═════ SELECTED PASSAGE

Many snails have a 1 mile race; the time it takes for them to complete the race

Question

Many snails have a 1 mile race; the time it takes for them to complete the race is normally distributed with a mean of 50 hours and standard deviation of 6 hours.

What is the percentage of snails that take more than 60 hours to finish?
What is the relative frequency of snails that would take less than 60 hours to finish?
What is the proportion of snails that would take between 60 and 67 hours to finish?
What is the probability that a random snail would take more than 76 hours to finish?
What is the most hours a snail must finish to be among the 10% fastest snails?
The typical 80% snails take between what two hours to finish?

Explanation / Answer

population mean,u = 50
standard deviation,sigma = 6

a.
proportion of snails that take more than 60 hours to finish is
P(X> 60 ) = P(Z> ((60-50) / 6)
= P(Z> 1.67 )
= 1 - P(Z<1.67)
= 1 - 0.9525
= 0.0475
= 4.75 %

To find P(Z<1.67) look in the standard normal table in the row 1.60 and column 0.07 (1.67 = 1.60 + 0.07), the value obtained is 0.9525

b.

══════════
═════ INFORMATION SUPPLIED

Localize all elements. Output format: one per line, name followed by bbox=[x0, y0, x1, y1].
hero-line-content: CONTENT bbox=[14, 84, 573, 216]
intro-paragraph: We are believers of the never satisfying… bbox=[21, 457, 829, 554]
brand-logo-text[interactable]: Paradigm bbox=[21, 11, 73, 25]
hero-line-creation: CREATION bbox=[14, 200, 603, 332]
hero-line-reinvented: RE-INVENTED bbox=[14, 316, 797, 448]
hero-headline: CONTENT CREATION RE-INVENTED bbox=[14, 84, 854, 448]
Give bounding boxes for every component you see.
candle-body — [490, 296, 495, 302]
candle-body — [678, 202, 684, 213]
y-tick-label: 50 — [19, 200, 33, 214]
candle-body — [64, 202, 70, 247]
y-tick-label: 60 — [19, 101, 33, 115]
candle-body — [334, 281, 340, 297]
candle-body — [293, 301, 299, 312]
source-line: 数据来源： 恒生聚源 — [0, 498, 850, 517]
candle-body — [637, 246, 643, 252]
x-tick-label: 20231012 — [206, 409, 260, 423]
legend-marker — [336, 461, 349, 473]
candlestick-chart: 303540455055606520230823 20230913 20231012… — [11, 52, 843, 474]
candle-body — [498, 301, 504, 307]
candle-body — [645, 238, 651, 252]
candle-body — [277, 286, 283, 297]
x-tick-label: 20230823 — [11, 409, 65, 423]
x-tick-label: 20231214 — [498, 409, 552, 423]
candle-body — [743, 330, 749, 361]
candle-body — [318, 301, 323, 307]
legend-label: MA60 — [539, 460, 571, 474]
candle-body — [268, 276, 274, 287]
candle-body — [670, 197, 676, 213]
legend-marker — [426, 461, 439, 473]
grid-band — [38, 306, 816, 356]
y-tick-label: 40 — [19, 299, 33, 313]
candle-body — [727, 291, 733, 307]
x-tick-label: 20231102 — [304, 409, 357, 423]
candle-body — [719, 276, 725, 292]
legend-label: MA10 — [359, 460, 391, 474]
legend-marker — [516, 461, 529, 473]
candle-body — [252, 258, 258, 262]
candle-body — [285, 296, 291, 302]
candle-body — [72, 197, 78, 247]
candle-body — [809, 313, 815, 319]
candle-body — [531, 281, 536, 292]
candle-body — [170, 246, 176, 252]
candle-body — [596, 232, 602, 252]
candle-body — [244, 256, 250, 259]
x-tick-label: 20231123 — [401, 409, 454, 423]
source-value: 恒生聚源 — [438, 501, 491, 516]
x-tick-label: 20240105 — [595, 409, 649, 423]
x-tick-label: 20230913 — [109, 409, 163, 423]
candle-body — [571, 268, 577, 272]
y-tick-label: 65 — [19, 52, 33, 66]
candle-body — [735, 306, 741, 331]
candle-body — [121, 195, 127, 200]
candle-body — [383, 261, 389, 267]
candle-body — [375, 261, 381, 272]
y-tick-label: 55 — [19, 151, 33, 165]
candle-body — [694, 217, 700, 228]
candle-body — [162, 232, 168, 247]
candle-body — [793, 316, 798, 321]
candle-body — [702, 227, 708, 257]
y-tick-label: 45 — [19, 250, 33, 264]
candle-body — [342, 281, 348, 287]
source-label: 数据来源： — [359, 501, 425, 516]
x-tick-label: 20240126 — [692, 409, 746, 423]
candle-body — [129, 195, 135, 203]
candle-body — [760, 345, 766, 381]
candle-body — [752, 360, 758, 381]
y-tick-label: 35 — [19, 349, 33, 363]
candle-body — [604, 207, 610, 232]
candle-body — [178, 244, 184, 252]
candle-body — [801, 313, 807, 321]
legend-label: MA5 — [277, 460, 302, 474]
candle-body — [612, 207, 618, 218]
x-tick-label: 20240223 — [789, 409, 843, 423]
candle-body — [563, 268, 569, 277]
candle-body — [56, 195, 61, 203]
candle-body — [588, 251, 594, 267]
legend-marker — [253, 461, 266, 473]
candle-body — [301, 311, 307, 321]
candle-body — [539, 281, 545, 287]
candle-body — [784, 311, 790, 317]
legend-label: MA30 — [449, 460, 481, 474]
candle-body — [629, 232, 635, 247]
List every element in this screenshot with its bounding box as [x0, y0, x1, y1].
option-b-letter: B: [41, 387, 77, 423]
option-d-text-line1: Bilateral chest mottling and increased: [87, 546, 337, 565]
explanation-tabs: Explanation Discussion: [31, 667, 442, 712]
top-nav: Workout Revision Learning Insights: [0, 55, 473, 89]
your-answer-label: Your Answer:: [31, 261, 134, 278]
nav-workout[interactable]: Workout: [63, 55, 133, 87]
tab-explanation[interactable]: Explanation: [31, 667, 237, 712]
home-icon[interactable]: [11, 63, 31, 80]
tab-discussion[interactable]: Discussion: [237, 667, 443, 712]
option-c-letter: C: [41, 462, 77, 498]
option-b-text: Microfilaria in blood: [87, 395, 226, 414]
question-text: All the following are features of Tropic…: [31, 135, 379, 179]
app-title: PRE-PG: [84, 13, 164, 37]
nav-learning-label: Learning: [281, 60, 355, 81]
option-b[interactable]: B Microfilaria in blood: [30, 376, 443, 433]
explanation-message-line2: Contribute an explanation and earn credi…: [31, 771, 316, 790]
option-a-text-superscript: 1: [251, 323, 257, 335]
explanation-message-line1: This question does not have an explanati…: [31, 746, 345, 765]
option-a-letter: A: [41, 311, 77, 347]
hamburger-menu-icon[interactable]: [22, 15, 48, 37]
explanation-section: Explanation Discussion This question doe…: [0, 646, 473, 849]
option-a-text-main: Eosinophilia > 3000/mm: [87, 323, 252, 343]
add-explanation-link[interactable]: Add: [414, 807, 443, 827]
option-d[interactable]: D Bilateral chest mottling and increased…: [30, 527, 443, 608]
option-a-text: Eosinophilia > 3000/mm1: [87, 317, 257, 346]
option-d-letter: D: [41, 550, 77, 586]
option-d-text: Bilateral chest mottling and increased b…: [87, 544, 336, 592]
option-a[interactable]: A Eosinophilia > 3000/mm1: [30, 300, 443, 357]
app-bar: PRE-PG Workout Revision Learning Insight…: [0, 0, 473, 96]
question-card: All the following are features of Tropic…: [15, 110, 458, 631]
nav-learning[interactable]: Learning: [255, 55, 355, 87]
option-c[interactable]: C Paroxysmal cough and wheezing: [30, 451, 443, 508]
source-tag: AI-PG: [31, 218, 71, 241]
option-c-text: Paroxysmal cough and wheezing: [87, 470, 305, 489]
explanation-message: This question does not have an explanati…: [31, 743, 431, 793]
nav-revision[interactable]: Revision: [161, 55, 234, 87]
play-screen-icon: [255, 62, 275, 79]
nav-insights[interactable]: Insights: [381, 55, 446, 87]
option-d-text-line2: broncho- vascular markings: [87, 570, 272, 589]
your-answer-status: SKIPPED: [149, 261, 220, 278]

══════════

- EXERCISE INSTRUCTIONS
Pick up the worked solution to the snail race problem where it stops, and carry on from part b. You won't need the records for this.

- OUTPUT FOR THIS TASK
relative frequency of snails that take less than 60 hours to finish is
P(X< 60 ) = P(Z< ((60-50) / 6)
= P(Z< 1.67 )
= 0.9525

c.
proportion of snails that take between 60 and 67 hours to finish is
P( 60 <X< 67 )
= P( ((60-50) / 6) <Z< ((67-50) / 6) )
= P( 1.67 <Z< 2.83 )
= P(Z<2.83) - P(Z<1.67)
= 0.9977 - 0.9525
= 0.0452

d.
P(X> 76 ) = P(Z> ((76-50) / 6)
= P(Z> 4.33 )
= 1 - P(Z<4.33)
= 1 - 0.9999
= 0.0001

e.
P(X>k) = 0.10
P(X<k) = 0.90
P(Z<(k-50)/6) = 0.90

from table 0.90 = P(Z<1.28)
(k-50)/6 = 1.28
k = 57.68

f.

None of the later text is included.